Can you print the data exactly and leave out each image?

──────────

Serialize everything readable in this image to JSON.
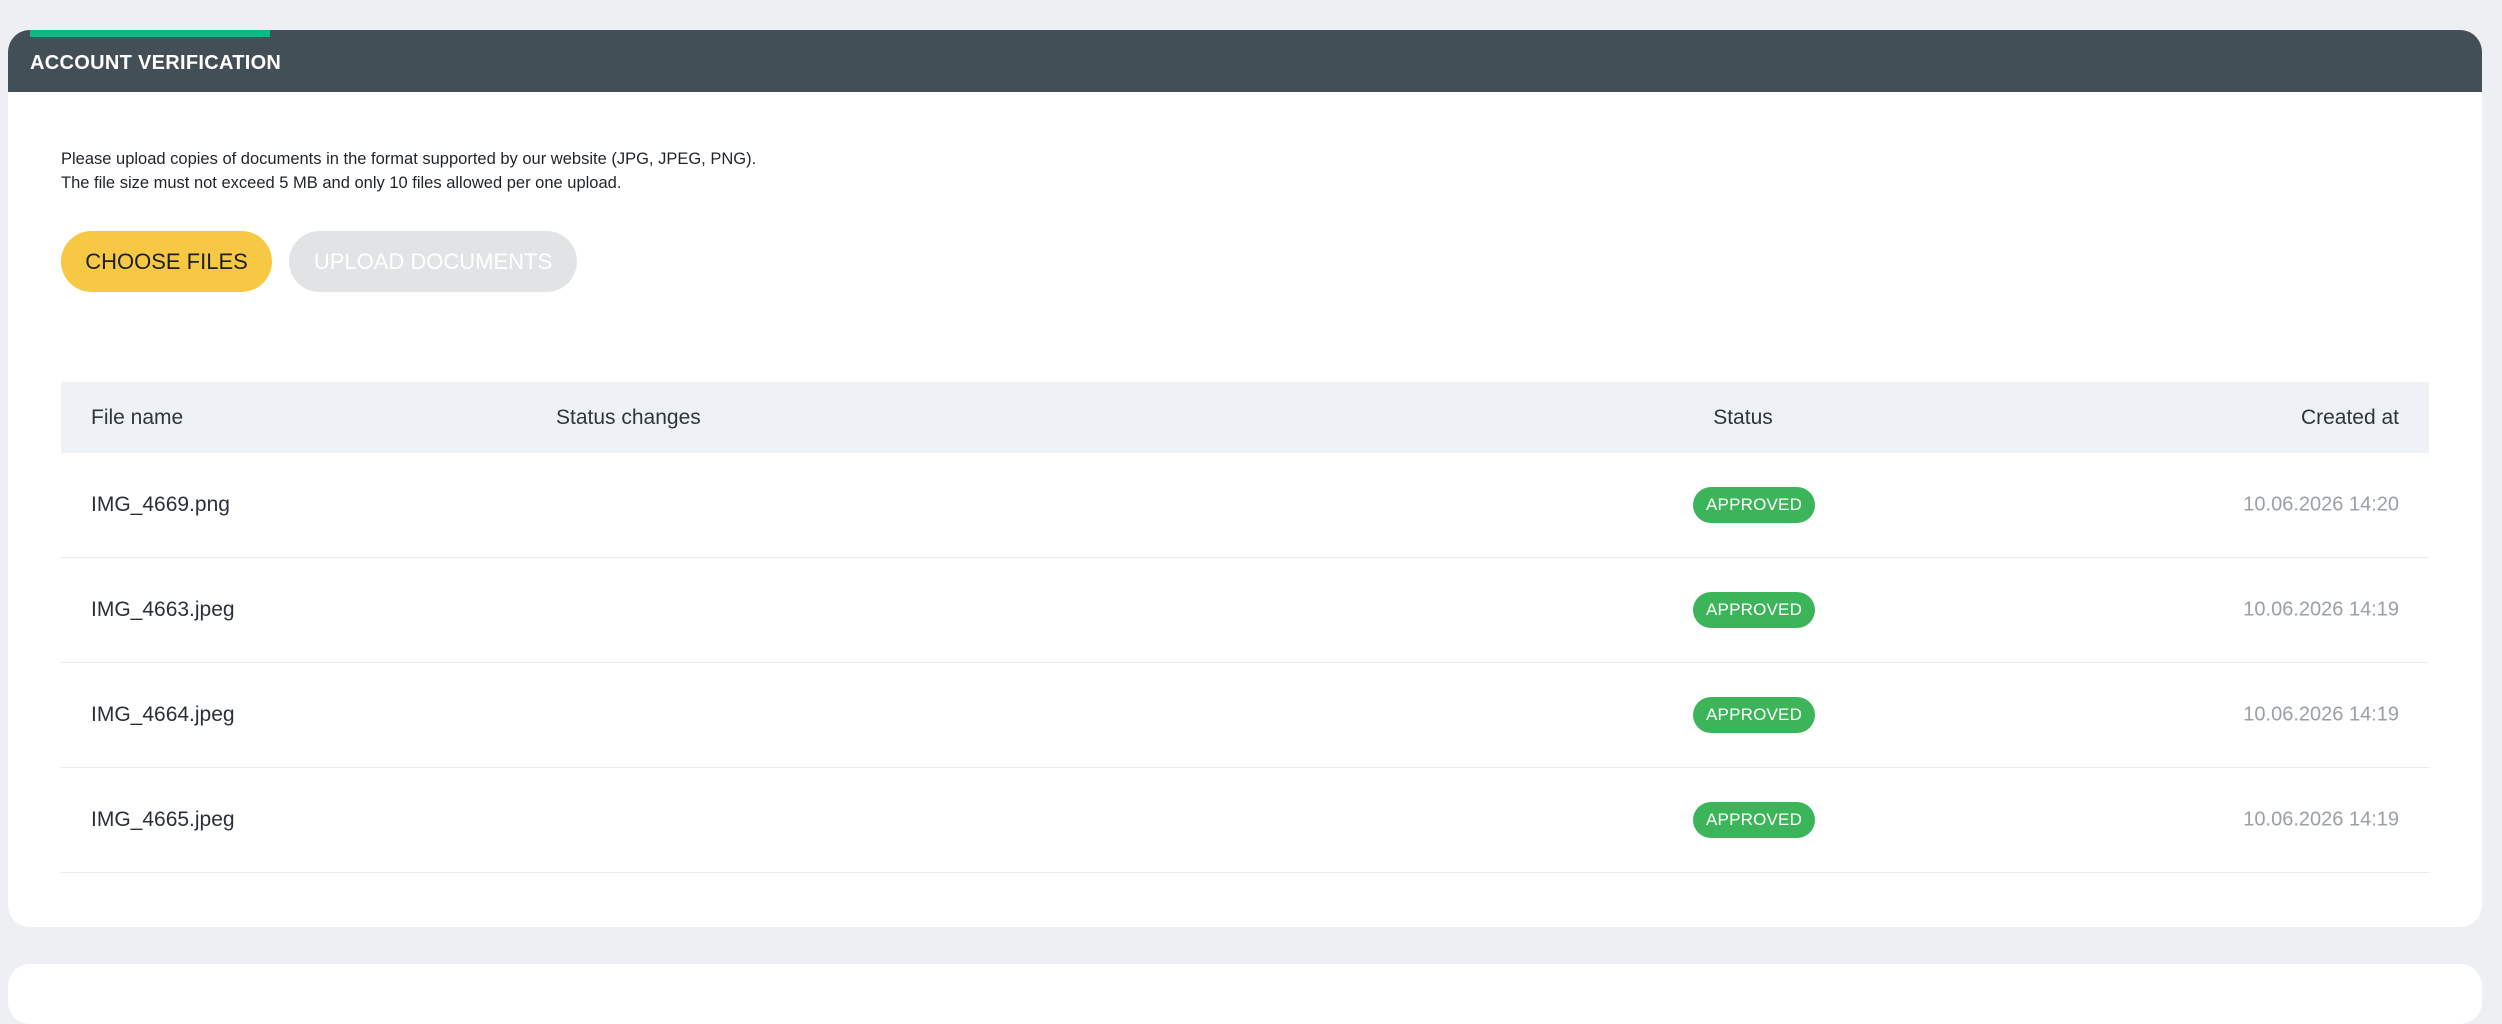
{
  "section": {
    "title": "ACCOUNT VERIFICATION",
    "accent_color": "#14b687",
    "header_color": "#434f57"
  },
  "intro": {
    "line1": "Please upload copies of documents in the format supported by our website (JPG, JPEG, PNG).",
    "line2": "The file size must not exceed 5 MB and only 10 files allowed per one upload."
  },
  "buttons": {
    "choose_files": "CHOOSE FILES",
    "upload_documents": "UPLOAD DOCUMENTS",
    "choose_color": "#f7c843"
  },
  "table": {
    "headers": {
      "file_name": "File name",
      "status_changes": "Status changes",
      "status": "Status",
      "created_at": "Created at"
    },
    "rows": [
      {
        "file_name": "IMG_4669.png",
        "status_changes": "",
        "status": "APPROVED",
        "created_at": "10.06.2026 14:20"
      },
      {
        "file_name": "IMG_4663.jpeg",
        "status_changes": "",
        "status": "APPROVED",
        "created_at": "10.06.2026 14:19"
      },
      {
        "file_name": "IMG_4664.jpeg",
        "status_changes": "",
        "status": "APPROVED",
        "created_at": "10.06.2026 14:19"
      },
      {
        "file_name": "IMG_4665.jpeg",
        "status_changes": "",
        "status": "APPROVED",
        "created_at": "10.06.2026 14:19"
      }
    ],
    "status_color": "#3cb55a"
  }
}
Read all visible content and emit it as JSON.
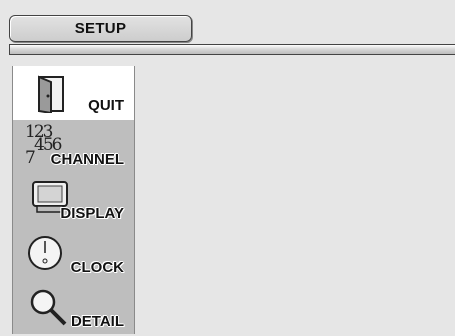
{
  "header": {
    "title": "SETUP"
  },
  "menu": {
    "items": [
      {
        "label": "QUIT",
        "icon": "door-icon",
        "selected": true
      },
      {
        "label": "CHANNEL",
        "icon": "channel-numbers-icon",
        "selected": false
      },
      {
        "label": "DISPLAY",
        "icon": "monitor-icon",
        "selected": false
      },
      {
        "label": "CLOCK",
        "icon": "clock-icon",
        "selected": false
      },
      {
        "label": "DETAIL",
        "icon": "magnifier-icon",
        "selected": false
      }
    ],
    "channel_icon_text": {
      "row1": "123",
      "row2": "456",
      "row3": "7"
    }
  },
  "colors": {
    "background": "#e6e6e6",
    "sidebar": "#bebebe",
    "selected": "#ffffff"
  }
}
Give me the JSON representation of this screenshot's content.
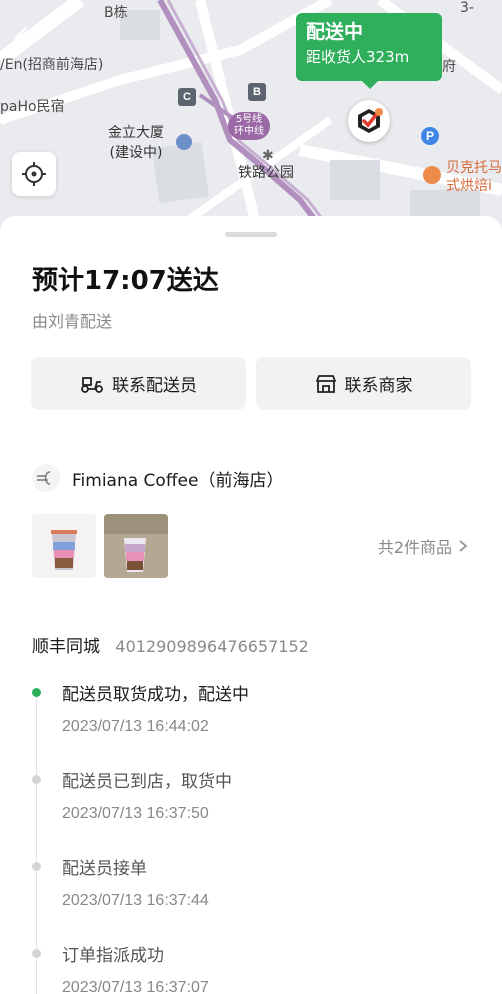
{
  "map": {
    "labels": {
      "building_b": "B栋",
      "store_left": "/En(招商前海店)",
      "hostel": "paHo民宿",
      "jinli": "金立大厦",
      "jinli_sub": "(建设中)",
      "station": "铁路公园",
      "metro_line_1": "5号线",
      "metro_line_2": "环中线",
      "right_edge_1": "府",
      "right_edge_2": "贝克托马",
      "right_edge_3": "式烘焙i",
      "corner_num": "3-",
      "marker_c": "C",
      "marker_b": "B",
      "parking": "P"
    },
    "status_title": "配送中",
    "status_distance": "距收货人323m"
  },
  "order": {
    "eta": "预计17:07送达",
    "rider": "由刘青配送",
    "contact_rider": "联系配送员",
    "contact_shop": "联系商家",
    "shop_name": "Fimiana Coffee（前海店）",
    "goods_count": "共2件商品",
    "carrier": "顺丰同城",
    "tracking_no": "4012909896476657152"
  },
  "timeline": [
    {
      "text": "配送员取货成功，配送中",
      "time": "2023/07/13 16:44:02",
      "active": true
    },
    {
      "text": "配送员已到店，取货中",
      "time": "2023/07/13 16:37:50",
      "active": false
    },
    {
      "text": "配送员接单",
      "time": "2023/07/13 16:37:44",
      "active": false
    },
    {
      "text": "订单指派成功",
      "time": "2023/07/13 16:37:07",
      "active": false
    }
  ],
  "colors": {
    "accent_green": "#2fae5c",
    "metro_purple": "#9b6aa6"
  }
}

──────────

**Answer for this exercise:**
Serialize everything readable in this image to JSON.
{
  "section": {
    "title": "ACCOUNT VERIFICATION",
    "accent_color": "#14b687",
    "header_color": "#434f57"
  },
  "intro": {
    "line1": "Please upload copies of documents in the format supported by our website (JPG, JPEG, PNG).",
    "line2": "The file size must not exceed 5 MB and only 10 files allowed per one upload."
  },
  "buttons": {
    "choose_files": "CHOOSE FILES",
    "upload_documents": "UPLOAD DOCUMENTS",
    "choose_color": "#f7c843"
  },
  "table": {
    "headers": {
      "file_name": "File name",
      "status_changes": "Status changes",
      "status": "Status",
      "created_at": "Created at"
    },
    "rows": [
      {
        "file_name": "IMG_4669.png",
        "status_changes": "",
        "status": "APPROVED",
        "created_at": "10.06.2026 14:20"
      },
      {
        "file_name": "IMG_4663.jpeg",
        "status_changes": "",
        "status": "APPROVED",
        "created_at": "10.06.2026 14:19"
      },
      {
        "file_name": "IMG_4664.jpeg",
        "status_changes": "",
        "status": "APPROVED",
        "created_at": "10.06.2026 14:19"
      },
      {
        "file_name": "IMG_4665.jpeg",
        "status_changes": "",
        "status": "APPROVED",
        "created_at": "10.06.2026 14:19"
      }
    ],
    "status_color": "#3cb55a"
  }
}
Read all visible content and emit it as JSON.
{
  "header": {
    "title": "SETUP"
  },
  "menu": {
    "items": [
      {
        "label": "QUIT",
        "icon": "door-icon",
        "selected": true
      },
      {
        "label": "CHANNEL",
        "icon": "channel-numbers-icon",
        "selected": false
      },
      {
        "label": "DISPLAY",
        "icon": "monitor-icon",
        "selected": false
      },
      {
        "label": "CLOCK",
        "icon": "clock-icon",
        "selected": false
      },
      {
        "label": "DETAIL",
        "icon": "magnifier-icon",
        "selected": false
      }
    ],
    "channel_icon_text": {
      "row1": "123",
      "row2": "456",
      "row3": "7"
    }
  },
  "colors": {
    "background": "#e6e6e6",
    "sidebar": "#bebebe",
    "selected": "#ffffff"
  }
}
Give me the JSON representation of this screenshot's content.
{
  "map": {
    "labels": {
      "building_b": "B栋",
      "store_left": "/En(招商前海店)",
      "hostel": "paHo民宿",
      "jinli": "金立大厦",
      "jinli_sub": "(建设中)",
      "station": "铁路公园",
      "metro_line_1": "5号线",
      "metro_line_2": "环中线",
      "right_edge_1": "府",
      "right_edge_2": "贝克托马",
      "right_edge_3": "式烘焙i",
      "corner_num": "3-",
      "marker_c": "C",
      "marker_b": "B",
      "parking": "P"
    },
    "status_title": "配送中",
    "status_distance": "距收货人323m"
  },
  "order": {
    "eta": "预计17:07送达",
    "rider": "由刘青配送",
    "contact_rider": "联系配送员",
    "contact_shop": "联系商家",
    "shop_name": "Fimiana Coffee（前海店）",
    "goods_count": "共2件商品",
    "carrier": "顺丰同城",
    "tracking_no": "4012909896476657152"
  },
  "timeline": [
    {
      "text": "配送员取货成功，配送中",
      "time": "2023/07/13 16:44:02",
      "active": true
    },
    {
      "text": "配送员已到店，取货中",
      "time": "2023/07/13 16:37:50",
      "active": false
    },
    {
      "text": "配送员接单",
      "time": "2023/07/13 16:37:44",
      "active": false
    },
    {
      "text": "订单指派成功",
      "time": "2023/07/13 16:37:07",
      "active": false
    }
  ],
  "colors": {
    "accent_green": "#2fae5c",
    "metro_purple": "#9b6aa6"
  }
}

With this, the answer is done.